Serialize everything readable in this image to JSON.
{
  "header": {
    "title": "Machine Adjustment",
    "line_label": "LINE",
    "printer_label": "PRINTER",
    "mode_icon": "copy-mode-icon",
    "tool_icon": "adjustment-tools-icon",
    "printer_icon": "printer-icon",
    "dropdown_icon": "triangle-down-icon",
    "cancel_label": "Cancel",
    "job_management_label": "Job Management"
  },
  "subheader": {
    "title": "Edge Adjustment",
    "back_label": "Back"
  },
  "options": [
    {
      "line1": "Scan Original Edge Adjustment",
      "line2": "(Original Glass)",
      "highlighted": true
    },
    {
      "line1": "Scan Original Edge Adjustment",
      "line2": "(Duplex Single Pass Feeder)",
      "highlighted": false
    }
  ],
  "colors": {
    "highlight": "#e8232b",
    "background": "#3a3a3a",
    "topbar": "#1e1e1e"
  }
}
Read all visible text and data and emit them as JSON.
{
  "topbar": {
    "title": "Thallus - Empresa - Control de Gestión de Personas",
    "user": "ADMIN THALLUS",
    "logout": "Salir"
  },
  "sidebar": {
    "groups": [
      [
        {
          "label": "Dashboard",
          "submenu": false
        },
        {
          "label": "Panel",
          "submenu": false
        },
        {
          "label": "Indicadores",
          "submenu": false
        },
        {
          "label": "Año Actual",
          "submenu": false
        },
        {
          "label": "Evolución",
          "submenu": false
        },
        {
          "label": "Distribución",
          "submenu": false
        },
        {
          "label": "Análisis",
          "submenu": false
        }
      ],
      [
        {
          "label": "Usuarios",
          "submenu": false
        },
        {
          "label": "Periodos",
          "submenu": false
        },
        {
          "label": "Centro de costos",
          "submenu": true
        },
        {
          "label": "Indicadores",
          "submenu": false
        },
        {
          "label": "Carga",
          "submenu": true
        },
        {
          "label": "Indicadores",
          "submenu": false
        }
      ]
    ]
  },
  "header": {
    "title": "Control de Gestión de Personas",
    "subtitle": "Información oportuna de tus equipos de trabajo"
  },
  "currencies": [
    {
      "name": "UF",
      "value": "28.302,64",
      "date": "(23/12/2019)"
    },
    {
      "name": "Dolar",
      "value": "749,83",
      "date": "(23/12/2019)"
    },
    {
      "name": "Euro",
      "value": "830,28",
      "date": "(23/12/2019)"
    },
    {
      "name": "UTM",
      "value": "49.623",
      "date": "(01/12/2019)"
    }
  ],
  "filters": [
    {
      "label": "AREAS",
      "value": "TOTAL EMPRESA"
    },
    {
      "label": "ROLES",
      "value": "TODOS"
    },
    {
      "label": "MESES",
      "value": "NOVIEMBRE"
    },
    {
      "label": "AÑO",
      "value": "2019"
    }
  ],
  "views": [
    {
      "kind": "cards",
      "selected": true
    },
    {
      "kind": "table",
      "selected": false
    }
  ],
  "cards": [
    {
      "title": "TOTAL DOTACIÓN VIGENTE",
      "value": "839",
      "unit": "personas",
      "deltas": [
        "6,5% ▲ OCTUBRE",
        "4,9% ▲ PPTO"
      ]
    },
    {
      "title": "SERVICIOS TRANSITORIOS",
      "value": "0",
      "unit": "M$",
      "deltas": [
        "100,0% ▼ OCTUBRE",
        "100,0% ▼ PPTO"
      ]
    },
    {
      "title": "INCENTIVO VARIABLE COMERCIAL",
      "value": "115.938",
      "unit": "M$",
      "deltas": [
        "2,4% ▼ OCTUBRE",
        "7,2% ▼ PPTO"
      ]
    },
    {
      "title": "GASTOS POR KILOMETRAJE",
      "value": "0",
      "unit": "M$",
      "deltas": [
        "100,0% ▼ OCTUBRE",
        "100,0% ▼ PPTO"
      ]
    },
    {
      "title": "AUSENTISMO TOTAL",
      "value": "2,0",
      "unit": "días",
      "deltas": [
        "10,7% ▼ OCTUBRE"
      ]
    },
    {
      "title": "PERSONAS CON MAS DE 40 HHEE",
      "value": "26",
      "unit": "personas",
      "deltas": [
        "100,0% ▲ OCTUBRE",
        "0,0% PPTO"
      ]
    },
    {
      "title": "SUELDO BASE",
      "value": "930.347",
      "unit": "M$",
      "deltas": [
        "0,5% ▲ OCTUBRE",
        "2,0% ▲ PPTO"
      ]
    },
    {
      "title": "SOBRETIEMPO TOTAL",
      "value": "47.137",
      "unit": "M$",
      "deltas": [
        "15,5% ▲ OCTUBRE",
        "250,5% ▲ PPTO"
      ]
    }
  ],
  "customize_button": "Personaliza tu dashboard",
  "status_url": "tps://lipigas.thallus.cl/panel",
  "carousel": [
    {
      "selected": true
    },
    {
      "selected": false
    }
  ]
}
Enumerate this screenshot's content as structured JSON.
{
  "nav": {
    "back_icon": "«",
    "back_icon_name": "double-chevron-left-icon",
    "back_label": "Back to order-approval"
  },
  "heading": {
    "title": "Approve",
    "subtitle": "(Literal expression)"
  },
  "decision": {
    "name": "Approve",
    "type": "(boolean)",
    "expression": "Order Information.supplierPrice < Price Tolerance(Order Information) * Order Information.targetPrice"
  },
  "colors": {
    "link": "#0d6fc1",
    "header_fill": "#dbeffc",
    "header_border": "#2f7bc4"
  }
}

════

• [Set problem]
Output the complete data exactly as written.

• [Written response]
Serialize everything readable in this image to JSON.
{
  "header": {
    "title": "Machine Adjustment",
    "line_label": "LINE",
    "printer_label": "PRINTER",
    "mode_icon": "copy-mode-icon",
    "tool_icon": "adjustment-tools-icon",
    "printer_icon": "printer-icon",
    "dropdown_icon": "triangle-down-icon",
    "cancel_label": "Cancel",
    "job_management_label": "Job Management"
  },
  "subheader": {
    "title": "Edge Adjustment",
    "back_label": "Back"
  },
  "options": [
    {
      "line1": "Scan Original Edge Adjustment",
      "line2": "(Original Glass)",
      "highlighted": true
    },
    {
      "line1": "Scan Original Edge Adjustment",
      "line2": "(Duplex Single Pass Feeder)",
      "highlighted": false
    }
  ],
  "colors": {
    "highlight": "#e8232b",
    "background": "#3a3a3a",
    "topbar": "#1e1e1e"
  }
}
Read all visible text and data and emit them as JSON.
{
  "topbar": {
    "title": "Thallus - Empresa - Control de Gestión de Personas",
    "user": "ADMIN THALLUS",
    "logout": "Salir"
  },
  "sidebar": {
    "groups": [
      [
        {
          "label": "Dashboard",
          "submenu": false
        },
        {
          "label": "Panel",
          "submenu": false
        },
        {
          "label": "Indicadores",
          "submenu": false
        },
        {
          "label": "Año Actual",
          "submenu": false
        },
        {
          "label": "Evolución",
          "submenu": false
        },
        {
          "label": "Distribución",
          "submenu": false
        },
        {
          "label": "Análisis",
          "submenu": false
        }
      ],
      [
        {
          "label": "Usuarios",
          "submenu": false
        },
        {
          "label": "Periodos",
          "submenu": false
        },
        {
          "label": "Centro de costos",
          "submenu": true
        },
        {
          "label": "Indicadores",
          "submenu": false
        },
        {
          "label": "Carga",
          "submenu": true
        },
        {
          "label": "Indicadores",
          "submenu": false
        }
      ]
    ]
  },
  "header": {
    "title": "Control de Gestión de Personas",
    "subtitle": "Información oportuna de tus equipos de trabajo"
  },
  "currencies": [
    {
      "name": "UF",
      "value": "28.302,64",
      "date": "(23/12/2019)"
    },
    {
      "name": "Dolar",
      "value": "749,83",
      "date": "(23/12/2019)"
    },
    {
      "name": "Euro",
      "value": "830,28",
      "date": "(23/12/2019)"
    },
    {
      "name": "UTM",
      "value": "49.623",
      "date": "(01/12/2019)"
    }
  ],
  "filters": [
    {
      "label": "AREAS",
      "value": "TOTAL EMPRESA"
    },
    {
      "label": "ROLES",
      "value": "TODOS"
    },
    {
      "label": "MESES",
      "value": "NOVIEMBRE"
    },
    {
      "label": "AÑO",
      "value": "2019"
    }
  ],
  "views": [
    {
      "kind": "cards",
      "selected": true
    },
    {
      "kind": "table",
      "selected": false
    }
  ],
  "cards": [
    {
      "title": "TOTAL DOTACIÓN VIGENTE",
      "value": "839",
      "unit": "personas",
      "deltas": [
        "6,5% ▲ OCTUBRE",
        "4,9% ▲ PPTO"
      ]
    },
    {
      "title": "SERVICIOS TRANSITORIOS",
      "value": "0",
      "unit": "M$",
      "deltas": [
        "100,0% ▼ OCTUBRE",
        "100,0% ▼ PPTO"
      ]
    },
    {
      "title": "INCENTIVO VARIABLE COMERCIAL",
      "value": "115.938",
      "unit": "M$",
      "deltas": [
        "2,4% ▼ OCTUBRE",
        "7,2% ▼ PPTO"
      ]
    },
    {
      "title": "GASTOS POR KILOMETRAJE",
      "value": "0",
      "unit": "M$",
      "deltas": [
        "100,0% ▼ OCTUBRE",
        "100,0% ▼ PPTO"
      ]
    },
    {
      "title": "AUSENTISMO TOTAL",
      "value": "2,0",
      "unit": "días",
      "deltas": [
        "10,7% ▼ OCTUBRE"
      ]
    },
    {
      "title": "PERSONAS CON MAS DE 40 HHEE",
      "value": "26",
      "unit": "personas",
      "deltas": [
        "100,0% ▲ OCTUBRE",
        "0,0% PPTO"
      ]
    },
    {
      "title": "SUELDO BASE",
      "value": "930.347",
      "unit": "M$",
      "deltas": [
        "0,5% ▲ OCTUBRE",
        "2,0% ▲ PPTO"
      ]
    },
    {
      "title": "SOBRETIEMPO TOTAL",
      "value": "47.137",
      "unit": "M$",
      "deltas": [
        "15,5% ▲ OCTUBRE",
        "250,5% ▲ PPTO"
      ]
    }
  ],
  "customize_button": "Personaliza tu dashboard",
  "status_url": "tps://lipigas.thallus.cl/panel",
  "carousel": [
    {
      "selected": true
    },
    {
      "selected": false
    }
  ]
}
Enumerate this screenshot's content as structured JSON.
{
  "nav": {
    "back_icon": "«",
    "back_icon_name": "double-chevron-left-icon",
    "back_label": "Back to order-approval"
  },
  "heading": {
    "title": "Approve",
    "subtitle": "(Literal expression)"
  },
  "decision": {
    "name": "Approve",
    "type": "(boolean)",
    "expression": "Order Information.supplierPrice < Price Tolerance(Order Information) * Order Information.targetPrice"
  },
  "colors": {
    "link": "#0d6fc1",
    "header_fill": "#dbeffc",
    "header_border": "#2f7bc4"
  }
}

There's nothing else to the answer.